_Задание:_
Перескажите короче абзац отрывка, который начинается словами «Декабрист как бы перехватывал камень», и сохраните его главные факты.

_Отрывок:_
________________________________________

Опираясь в немалой степени на «Донесение», Пушкин писал потаенную X главу «Евгения Онегина» 16.

Позже декабристы не раз обращались к этому документу, оспоривая его как официальную фальсификацию (Фонвизин, Розен, В. Толстой и др.). Однако первое по времени, главное выступление было лунинским.

Не случайно правительство, почувствовав, что даже «Донесение» документ опасный, позже не переиздавало его, предпочитая полное молчание о 14 декабря какому бы то ни было разговору, через 20—30 лет после 1825 г. этот официальный свод сделался библиографической редкостью.

В 1840-х годах появилось верноподданное, апологетическое сочинение М. А. Корфа «Восшествие на престол императора Николая I». Родственное по своему духу «Донесению Следственной комиссии», но дополнившее его рядом новых фактов, оно было дважды издано, в 1848 и 1849 г., но «не для публики», а только для императорской фамилии и других высокопоставленных лиц. Лишь в 1857 г. появилось третье издание и «первое

// С 321

для публики». Опровергая Корфа, Герцен и Огарев в книге «14 декабря 1825 и император Николай» между прочим перепечатали и сочинения, заимствованные «во вражеском лагере» — блудовское «Донесение» 1826 г, и материалы Верховного уголовного суда над декабристами. Другими документами или мемуарами о 14 декабря Вольная печать в ту пору еще не располагала, Герцен же (в предисловии к первому изданию книги) заметил: «Донесение следственной комиссии приходит в забвение, его трудно достать в России, а протвердить его молодому поколению необходимо. Пусть оно посмотрит на эти сильные и могущественные личности, даже сквозь темное сердце их гонителей и судей — и подумает, что же они были, когда и такие живописцы при всем желании, не умели исказить их благородных черт?» (Герцен, XIII, с. 70).

За 20 лет до Герцена и Огарева определенную ценность «Донесения» как исторического источника ясно осознал и Лунин.

Декабрист как бы перехватывал камень, брошенный судьями, и отправлял его обратно: с хорошо заметной иронией Лунин хвалит Комиссию за «беспристрастие», когда она «умалчивает об освобождении крестьян, долженствовавшем возвратить гражданские права нескольким миллионам наших соотечественников. Она ничего не говорит о новом Уложении, об устройстве судной власти, об исправлении судопроизводства, о преобразовании войска, об уничтожении военных поселений, о свободе торговли и промышленности, об оказании помощи угнетенной Греции»; Лунин доказывает — пользуясь даже теми цитатами и характеристиками, что приведены в «Донесении»,— как благородны и сильны были Рылеев, Каховский, Бестужев-Рюмин, Муравьев-Апостол, Пестель. Опираясь на официальный текст, критик апеллирует ко многим образованным читателям, которые могли без особого риска перечитать «Донесение» и воспринять декабристский разбор.

________________________________________

_Набор данных:_
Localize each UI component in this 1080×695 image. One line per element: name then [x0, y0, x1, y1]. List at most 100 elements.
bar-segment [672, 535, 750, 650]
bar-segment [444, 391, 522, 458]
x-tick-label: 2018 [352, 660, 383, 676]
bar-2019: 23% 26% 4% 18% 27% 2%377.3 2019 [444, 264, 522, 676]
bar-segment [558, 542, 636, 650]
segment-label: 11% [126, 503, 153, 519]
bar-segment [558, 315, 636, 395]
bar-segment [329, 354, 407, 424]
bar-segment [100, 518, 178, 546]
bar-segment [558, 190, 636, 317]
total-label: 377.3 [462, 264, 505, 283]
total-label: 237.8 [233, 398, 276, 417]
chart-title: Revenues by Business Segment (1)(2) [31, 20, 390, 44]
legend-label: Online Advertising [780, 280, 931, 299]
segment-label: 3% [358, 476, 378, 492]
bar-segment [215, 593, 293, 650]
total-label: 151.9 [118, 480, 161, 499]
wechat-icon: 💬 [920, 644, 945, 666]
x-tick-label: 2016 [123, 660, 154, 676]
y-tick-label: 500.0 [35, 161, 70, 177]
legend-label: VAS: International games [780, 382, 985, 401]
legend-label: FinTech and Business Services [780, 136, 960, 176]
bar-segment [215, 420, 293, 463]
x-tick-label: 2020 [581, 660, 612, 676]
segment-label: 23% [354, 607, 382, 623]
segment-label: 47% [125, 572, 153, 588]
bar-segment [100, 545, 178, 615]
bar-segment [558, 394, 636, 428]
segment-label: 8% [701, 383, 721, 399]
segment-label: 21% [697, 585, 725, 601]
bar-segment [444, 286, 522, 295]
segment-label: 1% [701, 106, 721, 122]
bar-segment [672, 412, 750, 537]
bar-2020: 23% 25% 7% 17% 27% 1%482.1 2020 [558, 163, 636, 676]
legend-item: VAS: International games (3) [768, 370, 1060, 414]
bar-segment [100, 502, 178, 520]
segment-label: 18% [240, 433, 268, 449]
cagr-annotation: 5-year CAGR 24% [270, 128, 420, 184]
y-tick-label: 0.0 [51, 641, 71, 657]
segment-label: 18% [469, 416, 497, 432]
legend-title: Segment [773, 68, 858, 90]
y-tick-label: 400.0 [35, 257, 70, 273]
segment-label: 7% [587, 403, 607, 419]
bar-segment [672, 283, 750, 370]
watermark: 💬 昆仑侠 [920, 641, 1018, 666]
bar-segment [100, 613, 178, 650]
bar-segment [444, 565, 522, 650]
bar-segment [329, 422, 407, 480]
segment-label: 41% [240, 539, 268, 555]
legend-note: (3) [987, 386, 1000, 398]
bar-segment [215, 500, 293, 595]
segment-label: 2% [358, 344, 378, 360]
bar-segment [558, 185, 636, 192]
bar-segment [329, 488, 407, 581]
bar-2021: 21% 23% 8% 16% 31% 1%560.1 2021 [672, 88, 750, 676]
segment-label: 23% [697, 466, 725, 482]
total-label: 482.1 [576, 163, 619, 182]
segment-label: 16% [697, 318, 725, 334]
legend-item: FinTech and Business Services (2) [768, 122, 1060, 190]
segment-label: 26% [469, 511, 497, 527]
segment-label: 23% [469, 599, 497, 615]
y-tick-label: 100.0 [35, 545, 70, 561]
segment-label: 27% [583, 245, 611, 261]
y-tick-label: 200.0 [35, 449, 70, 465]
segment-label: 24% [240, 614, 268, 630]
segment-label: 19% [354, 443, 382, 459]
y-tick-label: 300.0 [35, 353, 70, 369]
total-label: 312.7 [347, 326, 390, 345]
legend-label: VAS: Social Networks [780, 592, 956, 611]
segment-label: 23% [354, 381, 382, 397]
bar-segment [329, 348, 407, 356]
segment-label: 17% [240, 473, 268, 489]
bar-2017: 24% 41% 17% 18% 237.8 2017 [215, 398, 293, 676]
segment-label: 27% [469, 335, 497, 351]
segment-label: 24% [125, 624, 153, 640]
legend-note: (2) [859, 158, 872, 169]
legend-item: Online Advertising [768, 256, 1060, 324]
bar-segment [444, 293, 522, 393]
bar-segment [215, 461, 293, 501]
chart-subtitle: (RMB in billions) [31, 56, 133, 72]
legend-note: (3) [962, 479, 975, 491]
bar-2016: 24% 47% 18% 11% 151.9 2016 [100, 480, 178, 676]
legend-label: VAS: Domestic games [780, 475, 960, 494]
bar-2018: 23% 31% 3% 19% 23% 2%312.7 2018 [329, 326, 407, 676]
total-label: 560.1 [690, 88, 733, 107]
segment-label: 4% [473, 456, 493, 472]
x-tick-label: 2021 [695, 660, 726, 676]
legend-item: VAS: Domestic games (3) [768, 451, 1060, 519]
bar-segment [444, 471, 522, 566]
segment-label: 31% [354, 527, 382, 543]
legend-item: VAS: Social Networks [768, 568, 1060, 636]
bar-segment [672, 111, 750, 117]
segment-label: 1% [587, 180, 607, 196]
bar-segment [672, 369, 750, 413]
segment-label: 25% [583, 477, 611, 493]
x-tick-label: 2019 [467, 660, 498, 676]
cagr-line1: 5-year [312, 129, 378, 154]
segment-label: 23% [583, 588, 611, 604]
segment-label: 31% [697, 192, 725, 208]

________________________________________

_Ответ ниже:_
Лунин как бы возвращал судьям брошенный ими камень. С иронией он хвалит Комиссию за «беспристрастие». Она умалчивает об освобождении крестьян, новом Уложении, устройстве судной власти и исправлении судопроизводства. Не говорит она и о преобразовании войска, уничтожении военных поселений, свободе торговли и промышленности, помощи Греции. Пользуясь даже цитатами и характеристиками из «Донесения», Лунин доказывает, как благородны и сильны были Рылеев, Каховский, Бестужев-Рюмин, Муравьев-Апостол и Пестель. Опираясь на официальный текст, он обращается к образованным читателям, которые могли без особого риска перечитать «Донесение» и воспринять декабристский разбор.